■ TASK PROMPT
Find the string "color" in the records. Copy every line it appears in.

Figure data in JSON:
____________

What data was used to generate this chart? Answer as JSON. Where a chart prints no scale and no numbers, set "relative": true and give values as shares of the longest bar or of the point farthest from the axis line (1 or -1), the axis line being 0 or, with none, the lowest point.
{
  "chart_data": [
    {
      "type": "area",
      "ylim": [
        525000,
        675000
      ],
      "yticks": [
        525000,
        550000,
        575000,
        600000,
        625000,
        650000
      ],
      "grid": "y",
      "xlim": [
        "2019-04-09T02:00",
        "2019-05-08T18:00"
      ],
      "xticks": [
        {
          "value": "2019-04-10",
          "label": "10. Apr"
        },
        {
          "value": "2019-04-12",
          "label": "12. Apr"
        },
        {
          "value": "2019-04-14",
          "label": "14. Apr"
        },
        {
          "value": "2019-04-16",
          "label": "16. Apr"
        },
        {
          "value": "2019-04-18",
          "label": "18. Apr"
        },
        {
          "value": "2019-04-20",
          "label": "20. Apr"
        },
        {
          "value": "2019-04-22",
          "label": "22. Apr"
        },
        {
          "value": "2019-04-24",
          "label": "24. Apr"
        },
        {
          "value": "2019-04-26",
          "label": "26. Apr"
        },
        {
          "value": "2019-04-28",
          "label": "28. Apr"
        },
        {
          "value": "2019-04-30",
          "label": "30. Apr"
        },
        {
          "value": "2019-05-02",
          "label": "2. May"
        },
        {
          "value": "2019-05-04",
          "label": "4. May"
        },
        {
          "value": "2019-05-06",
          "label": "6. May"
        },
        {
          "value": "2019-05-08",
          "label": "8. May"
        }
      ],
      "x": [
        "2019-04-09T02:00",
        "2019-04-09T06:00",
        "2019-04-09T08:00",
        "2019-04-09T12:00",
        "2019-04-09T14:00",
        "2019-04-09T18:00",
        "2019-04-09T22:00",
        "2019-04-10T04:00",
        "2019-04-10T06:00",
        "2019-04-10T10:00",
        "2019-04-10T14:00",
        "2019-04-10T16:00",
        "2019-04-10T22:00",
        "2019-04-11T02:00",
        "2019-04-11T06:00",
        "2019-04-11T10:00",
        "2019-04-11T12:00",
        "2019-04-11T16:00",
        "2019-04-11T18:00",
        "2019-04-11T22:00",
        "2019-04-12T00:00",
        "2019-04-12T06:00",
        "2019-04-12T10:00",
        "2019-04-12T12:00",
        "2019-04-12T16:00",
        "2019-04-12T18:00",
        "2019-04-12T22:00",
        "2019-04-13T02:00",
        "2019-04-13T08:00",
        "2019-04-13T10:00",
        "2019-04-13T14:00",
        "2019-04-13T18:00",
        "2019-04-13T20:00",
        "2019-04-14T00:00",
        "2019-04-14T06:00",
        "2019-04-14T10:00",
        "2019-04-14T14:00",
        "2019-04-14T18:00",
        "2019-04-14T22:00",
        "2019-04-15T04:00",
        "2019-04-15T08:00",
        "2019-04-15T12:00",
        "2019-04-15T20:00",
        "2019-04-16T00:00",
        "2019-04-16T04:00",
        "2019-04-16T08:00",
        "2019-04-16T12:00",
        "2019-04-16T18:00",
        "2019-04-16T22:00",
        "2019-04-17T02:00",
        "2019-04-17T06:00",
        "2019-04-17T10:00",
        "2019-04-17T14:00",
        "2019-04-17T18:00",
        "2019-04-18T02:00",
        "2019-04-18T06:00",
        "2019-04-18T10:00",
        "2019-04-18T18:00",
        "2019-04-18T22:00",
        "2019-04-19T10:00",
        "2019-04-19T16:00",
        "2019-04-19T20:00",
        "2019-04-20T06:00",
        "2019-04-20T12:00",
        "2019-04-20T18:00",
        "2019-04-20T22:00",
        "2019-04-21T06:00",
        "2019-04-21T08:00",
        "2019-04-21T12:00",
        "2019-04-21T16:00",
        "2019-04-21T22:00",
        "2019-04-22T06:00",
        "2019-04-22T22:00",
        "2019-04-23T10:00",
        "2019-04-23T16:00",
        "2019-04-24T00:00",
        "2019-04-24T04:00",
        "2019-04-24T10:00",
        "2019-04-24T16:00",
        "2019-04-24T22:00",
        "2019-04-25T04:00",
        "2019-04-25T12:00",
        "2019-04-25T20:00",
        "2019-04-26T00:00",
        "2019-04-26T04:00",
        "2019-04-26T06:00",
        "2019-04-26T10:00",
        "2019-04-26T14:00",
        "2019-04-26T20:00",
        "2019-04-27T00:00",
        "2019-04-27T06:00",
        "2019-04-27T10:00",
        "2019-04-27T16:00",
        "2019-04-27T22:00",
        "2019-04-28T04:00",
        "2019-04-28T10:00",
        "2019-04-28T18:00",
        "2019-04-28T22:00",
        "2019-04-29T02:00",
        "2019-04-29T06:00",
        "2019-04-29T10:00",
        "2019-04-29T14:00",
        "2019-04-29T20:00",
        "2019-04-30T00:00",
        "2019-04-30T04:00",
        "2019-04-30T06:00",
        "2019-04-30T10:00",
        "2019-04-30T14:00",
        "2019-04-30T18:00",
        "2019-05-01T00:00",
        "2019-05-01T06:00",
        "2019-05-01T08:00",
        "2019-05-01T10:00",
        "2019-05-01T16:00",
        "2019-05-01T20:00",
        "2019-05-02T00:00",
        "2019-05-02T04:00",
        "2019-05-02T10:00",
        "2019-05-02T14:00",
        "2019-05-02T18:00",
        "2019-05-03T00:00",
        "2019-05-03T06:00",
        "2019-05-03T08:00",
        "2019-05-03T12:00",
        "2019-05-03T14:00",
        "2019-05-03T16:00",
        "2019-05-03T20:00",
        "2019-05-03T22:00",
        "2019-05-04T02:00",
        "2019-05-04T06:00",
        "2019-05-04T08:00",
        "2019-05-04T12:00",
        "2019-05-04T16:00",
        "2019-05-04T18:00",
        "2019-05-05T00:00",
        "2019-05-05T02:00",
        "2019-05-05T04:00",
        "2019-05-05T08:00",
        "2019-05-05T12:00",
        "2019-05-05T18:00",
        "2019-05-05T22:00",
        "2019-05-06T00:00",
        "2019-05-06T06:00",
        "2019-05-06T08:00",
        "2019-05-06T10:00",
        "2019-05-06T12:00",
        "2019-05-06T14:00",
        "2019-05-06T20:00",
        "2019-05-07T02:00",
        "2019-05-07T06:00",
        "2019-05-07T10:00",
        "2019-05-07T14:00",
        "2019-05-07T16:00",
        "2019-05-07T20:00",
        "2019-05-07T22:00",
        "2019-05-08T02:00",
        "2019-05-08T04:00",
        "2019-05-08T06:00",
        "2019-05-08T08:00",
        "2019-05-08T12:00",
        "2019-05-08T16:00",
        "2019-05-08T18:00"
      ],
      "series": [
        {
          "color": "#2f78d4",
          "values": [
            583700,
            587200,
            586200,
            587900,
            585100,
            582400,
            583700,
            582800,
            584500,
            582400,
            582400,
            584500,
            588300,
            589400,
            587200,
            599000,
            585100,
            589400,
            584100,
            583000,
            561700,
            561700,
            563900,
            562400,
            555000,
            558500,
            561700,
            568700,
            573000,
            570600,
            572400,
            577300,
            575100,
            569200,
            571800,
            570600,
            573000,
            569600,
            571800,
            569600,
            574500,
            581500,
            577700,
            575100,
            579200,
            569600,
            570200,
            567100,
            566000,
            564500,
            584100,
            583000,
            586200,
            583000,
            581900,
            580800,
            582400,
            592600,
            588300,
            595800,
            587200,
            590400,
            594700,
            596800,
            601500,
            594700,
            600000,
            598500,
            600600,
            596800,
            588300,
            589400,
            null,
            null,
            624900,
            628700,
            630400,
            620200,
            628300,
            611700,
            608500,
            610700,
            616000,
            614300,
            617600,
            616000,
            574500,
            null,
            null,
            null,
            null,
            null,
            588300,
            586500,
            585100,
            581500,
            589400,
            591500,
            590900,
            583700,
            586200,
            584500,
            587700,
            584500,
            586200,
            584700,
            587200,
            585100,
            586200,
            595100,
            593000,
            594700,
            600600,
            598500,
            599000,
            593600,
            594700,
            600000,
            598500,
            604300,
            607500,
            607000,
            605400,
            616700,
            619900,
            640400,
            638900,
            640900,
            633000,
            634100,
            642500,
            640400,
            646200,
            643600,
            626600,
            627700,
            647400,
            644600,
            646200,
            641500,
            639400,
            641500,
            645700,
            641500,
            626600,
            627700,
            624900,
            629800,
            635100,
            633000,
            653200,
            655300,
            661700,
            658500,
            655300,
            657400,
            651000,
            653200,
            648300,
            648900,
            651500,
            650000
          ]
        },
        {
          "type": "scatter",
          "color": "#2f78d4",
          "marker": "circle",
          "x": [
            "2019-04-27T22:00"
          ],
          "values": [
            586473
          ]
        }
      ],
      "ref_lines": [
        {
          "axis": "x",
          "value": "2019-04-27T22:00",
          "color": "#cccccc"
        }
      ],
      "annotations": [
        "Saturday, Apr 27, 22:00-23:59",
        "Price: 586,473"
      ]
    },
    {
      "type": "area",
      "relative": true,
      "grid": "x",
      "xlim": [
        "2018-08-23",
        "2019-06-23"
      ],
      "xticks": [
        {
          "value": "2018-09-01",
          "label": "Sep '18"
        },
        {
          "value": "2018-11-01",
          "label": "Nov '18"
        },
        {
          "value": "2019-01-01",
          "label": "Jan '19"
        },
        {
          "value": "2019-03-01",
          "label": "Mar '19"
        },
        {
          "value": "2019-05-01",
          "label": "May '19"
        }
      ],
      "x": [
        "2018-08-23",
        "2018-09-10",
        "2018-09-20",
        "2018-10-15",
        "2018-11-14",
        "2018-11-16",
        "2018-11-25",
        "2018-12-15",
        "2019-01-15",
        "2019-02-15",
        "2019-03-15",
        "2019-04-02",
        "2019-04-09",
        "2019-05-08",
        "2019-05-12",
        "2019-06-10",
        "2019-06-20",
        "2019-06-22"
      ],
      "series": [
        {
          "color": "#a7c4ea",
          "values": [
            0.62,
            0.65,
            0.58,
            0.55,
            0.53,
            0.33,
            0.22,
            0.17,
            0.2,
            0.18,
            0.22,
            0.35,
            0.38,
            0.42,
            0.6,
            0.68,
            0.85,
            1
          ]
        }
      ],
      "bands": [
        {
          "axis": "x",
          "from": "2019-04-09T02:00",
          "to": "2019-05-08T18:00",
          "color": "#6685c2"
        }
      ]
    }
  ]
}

____________

■ RESULT OF THE EXERCISE
          "color": "#2f78d4",
          "color": "#2f78d4",
          "color": "#cccccc"
          "color": "#a7c4ea",
          "color": "#6685c2"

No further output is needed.